**What to produce**
Reproduce, unchanged, everything below from the line containing "Patent image size: (969, 602)." down to the line containing "The jaw guide 76 is at (347, 136).", including both of those lines.

**Records for the task**
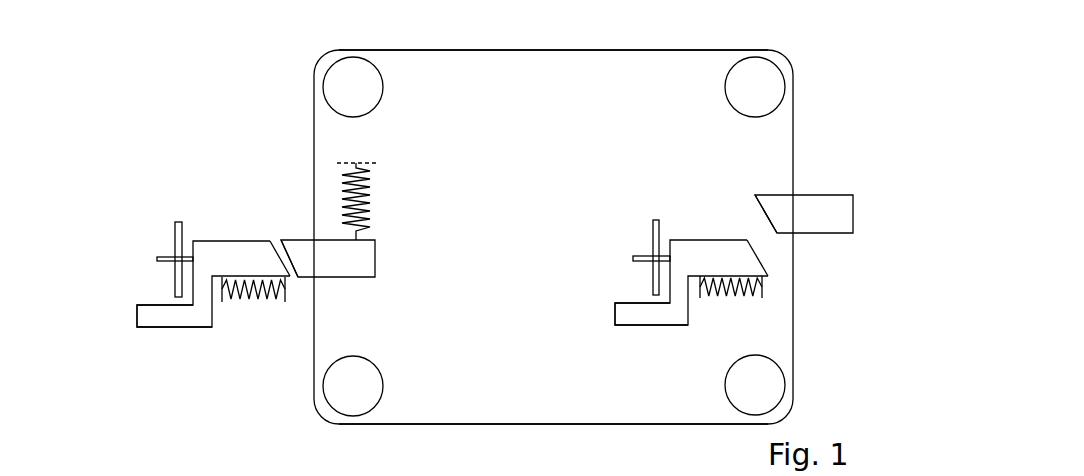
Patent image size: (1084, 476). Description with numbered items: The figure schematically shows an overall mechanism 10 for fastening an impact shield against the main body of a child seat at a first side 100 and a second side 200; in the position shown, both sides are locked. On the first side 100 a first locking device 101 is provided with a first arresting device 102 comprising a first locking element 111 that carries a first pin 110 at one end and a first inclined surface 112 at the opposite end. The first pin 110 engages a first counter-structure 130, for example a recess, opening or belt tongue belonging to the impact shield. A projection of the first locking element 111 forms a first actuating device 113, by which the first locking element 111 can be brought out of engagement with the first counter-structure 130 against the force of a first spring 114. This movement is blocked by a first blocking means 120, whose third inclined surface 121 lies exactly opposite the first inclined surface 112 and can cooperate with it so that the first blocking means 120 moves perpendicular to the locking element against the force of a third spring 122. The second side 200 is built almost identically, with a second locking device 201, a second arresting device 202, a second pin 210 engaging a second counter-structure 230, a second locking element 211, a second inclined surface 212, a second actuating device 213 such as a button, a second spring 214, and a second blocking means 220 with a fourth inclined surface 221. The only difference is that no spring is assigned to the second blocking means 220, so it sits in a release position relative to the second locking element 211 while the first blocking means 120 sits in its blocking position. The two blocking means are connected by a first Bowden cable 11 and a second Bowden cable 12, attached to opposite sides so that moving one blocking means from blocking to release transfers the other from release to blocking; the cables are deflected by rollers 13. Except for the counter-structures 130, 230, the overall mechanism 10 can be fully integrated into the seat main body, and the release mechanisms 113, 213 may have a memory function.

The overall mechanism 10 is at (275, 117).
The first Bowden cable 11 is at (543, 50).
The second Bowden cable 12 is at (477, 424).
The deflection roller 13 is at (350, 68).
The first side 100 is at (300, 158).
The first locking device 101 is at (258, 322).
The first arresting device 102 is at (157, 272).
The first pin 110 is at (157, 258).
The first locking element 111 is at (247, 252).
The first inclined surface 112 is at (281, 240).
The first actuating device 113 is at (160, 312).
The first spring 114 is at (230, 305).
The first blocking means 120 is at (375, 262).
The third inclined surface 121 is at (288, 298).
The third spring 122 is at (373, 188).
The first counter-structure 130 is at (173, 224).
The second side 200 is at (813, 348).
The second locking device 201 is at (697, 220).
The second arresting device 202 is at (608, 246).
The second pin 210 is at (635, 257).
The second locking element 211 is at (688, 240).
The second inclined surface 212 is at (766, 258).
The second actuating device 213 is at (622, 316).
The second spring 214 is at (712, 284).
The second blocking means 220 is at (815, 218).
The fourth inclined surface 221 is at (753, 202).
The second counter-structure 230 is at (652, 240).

==

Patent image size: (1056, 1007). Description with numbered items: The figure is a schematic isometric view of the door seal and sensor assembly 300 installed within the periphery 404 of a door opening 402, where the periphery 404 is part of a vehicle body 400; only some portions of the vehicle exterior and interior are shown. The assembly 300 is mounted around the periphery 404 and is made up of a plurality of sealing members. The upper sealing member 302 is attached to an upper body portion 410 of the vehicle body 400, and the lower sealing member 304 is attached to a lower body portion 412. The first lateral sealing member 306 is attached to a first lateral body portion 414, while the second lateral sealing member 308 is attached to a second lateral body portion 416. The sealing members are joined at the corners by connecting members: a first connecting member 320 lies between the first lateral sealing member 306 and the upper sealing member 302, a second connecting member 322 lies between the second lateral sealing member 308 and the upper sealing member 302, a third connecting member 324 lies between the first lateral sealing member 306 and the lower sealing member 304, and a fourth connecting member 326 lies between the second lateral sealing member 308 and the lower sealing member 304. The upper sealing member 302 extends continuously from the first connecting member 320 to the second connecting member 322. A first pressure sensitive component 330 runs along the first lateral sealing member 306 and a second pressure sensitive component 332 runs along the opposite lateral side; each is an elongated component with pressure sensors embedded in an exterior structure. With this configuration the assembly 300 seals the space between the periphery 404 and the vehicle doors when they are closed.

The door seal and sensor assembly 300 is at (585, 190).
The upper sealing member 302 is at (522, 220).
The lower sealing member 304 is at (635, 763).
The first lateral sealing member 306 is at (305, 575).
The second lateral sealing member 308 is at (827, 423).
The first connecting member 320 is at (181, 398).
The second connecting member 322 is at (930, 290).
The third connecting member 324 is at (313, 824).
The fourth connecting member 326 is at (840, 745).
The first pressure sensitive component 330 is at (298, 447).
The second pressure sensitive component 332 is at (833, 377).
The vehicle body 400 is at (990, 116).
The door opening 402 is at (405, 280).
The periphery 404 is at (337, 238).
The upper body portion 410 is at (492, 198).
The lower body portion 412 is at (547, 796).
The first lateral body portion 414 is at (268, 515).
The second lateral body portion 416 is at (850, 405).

...

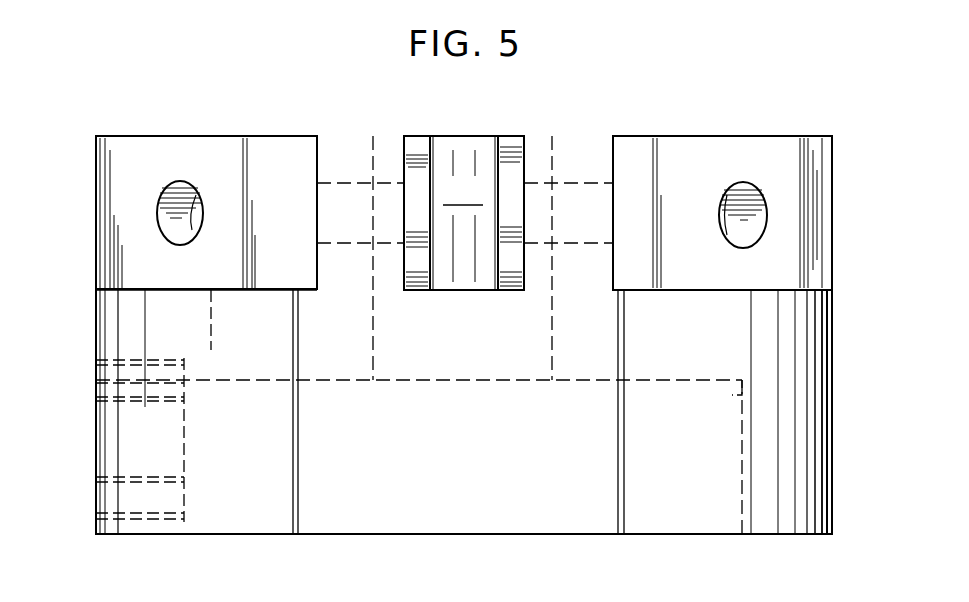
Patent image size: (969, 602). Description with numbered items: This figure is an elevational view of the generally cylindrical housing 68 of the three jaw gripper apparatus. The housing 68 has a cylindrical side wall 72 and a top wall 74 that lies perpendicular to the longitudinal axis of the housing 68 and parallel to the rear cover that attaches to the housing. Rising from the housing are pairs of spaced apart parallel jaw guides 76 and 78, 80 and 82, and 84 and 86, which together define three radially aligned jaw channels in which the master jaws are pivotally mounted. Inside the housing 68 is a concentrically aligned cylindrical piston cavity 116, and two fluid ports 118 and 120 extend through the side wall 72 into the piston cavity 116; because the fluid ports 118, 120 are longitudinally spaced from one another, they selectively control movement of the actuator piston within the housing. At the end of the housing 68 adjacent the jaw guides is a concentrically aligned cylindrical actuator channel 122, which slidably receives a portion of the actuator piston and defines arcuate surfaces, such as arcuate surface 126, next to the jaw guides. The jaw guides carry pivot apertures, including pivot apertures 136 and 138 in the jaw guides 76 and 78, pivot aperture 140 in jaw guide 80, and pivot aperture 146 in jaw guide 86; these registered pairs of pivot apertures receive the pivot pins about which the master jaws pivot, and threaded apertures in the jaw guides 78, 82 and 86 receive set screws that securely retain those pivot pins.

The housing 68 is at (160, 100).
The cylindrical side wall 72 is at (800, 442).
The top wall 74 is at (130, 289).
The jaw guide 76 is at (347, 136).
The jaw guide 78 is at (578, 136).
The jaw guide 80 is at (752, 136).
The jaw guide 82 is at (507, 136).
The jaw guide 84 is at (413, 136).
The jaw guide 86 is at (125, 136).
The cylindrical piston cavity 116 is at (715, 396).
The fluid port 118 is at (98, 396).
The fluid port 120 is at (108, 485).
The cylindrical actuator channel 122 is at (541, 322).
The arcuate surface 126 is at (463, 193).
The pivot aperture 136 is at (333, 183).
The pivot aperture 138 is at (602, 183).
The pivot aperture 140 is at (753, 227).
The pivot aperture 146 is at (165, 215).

**Written reply**
Patent image size: (969, 602). Description with numbered items: This figure is an elevational view of the generally cylindrical housing 68 of the three jaw gripper apparatus. The housing 68 has a cylindrical side wall 72 and a top wall 74 that lies perpendicular to the longitudinal axis of the housing 68 and parallel to the rear cover that attaches to the housing. Rising from the housing are pairs of spaced apart parallel jaw guides 76 and 78, 80 and 82, and 84 and 86, which together define three radially aligned jaw channels in which the master jaws are pivotally mounted. Inside the housing 68 is a concentrically aligned cylindrical piston cavity 116, and two fluid ports 118 and 120 extend through the side wall 72 into the piston cavity 116; because the fluid ports 118, 120 are longitudinally spaced from one another, they selectively control movement of the actuator piston within the housing. At the end of the housing 68 adjacent the jaw guides is a concentrically aligned cylindrical actuator channel 122, which slidably receives a portion of the actuator piston and defines arcuate surfaces, such as arcuate surface 126, next to the jaw guides. The jaw guides carry pivot apertures, including pivot apertures 136 and 138 in the jaw guides 76 and 78, pivot aperture 140 in jaw guide 80, and pivot aperture 146 in jaw guide 86; these registered pairs of pivot apertures receive the pivot pins about which the master jaws pivot, and threaded apertures in the jaw guides 78, 82 and 86 receive set screws that securely retain those pivot pins.

The housing 68 is at (160, 100).
The cylindrical side wall 72 is at (800, 442).
The top wall 74 is at (130, 289).
The jaw guide 76 is at (347, 136).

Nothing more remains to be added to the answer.